[Records drawn from a dataset]
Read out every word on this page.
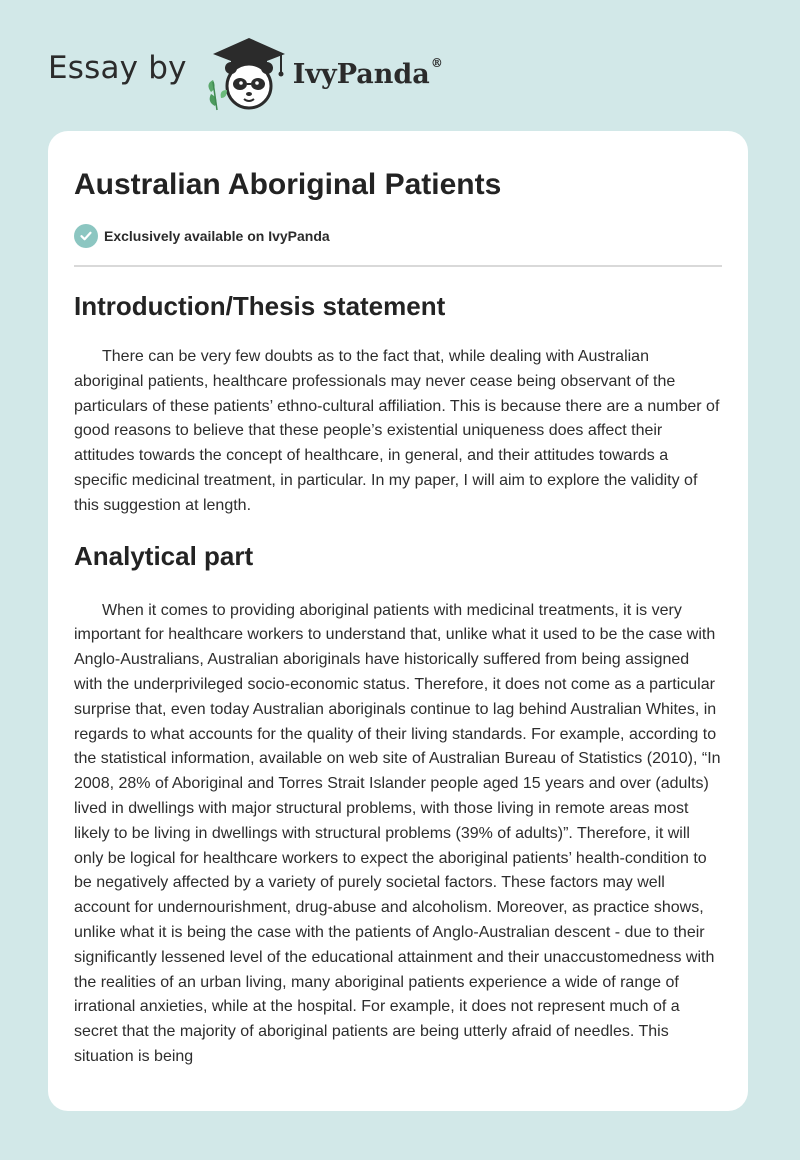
Essay by	IvyPanda®
Australian Aboriginal Patients
Exclusively available on IvyPanda
Introduction/Thesis statement

There can be very few doubts as to the fact that, while dealing with Australian aboriginal patients, healthcare professionals may never cease being observant of the particulars of these patients’ ethno-cultural affiliation. This is because there are a number of good reasons to believe that these people’s existential uniqueness does affect their attitudes towards the concept of healthcare, in general, and their attitudes towards a specific medicinal treatment, in particular. In my paper, I will aim to explore the validity of this suggestion at length.

Analytical part

When it comes to providing aboriginal patients with medicinal treatments, it is very important for healthcare workers to understand that, unlike what it used to be the case with Anglo-Australians, Australian aboriginals have historically suffered from being assigned with the underprivileged socio-economic status. Therefore, it does not come as a particular surprise that, even today Australian aboriginals continue to lag behind Australian Whites, in regards to what accounts for the quality of their living standards. For example, according to the statistical information, available on web site of Australian Bureau of Statistics (2010), “In 2008, 28% of Aboriginal and Torres Strait Islander people aged 15 years and over (adults) lived in dwellings with major structural problems, with those living in remote areas most likely to be living in dwellings with structural problems (39% of adults)”. Therefore, it will only be logical for healthcare workers to expect the aboriginal patients’ health-condition to be negatively affected by a variety of purely societal factors. These factors may well account for undernourishment, drug-abuse and alcoholism. Moreover, as practice shows, unlike what it is being the case with the patients of Anglo-Australian descent - due to their significantly lessened level of the educational attainment and their unaccustomedness with the realities of an urban living, many aboriginal patients experience a wide of range of irrational anxieties, while at the hospital. For example, it does not represent much of a secret that the majority of aboriginal patients are being utterly afraid of needles. This situation is being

• [WORK ORDER]: All entries must be output exactly as they stand, and every picture must be left out.

• [RESULT OF THE TASK]:
Read out every word on this page.
Essay by	IvyPanda®
Australian Aboriginal Patients
Exclusively available on IvyPanda
Introduction/Thesis statement

There can be very few doubts as to the fact that, while dealing with Australian aboriginal patients, healthcare professionals may never cease being observant of the particulars of these patients’ ethno-cultural affiliation. This is because there are a number of good reasons to believe that these people’s existential uniqueness does affect their attitudes towards the concept of healthcare, in general, and their attitudes towards a specific medicinal treatment, in particular. In my paper, I will aim to explore the validity of this suggestion at length.

Analytical part

When it comes to providing aboriginal patients with medicinal treatments, it is very important for healthcare workers to understand that, unlike what it used to be the case with Anglo-Australians, Australian aboriginals have historically suffered from being assigned with the underprivileged socio-economic status. Therefore, it does not come as a particular surprise that, even today Australian aboriginals continue to lag behind Australian Whites, in regards to what accounts for the quality of their living standards. For example, according to the statistical information, available on web site of Australian Bureau of Statistics (2010), “In 2008, 28% of Aboriginal and Torres Strait Islander people aged 15 years and over (adults) lived in dwellings with major structural problems, with those living in remote areas most likely to be living in dwellings with structural problems (39% of adults)”. Therefore, it will only be logical for healthcare workers to expect the aboriginal patients’ health-condition to be negatively affected by a variety of purely societal factors. These factors may well account for undernourishment, drug-abuse and alcoholism. Moreover, as practice shows, unlike what it is being the case with the patients of Anglo-Australian descent - due to their significantly lessened level of the educational attainment and their unaccustomedness with the realities of an urban living, many aboriginal patients experience a wide of range of irrational anxieties, while at the hospital. For example, it does not represent much of a secret that the majority of aboriginal patients are being utterly afraid of needles. This situation is being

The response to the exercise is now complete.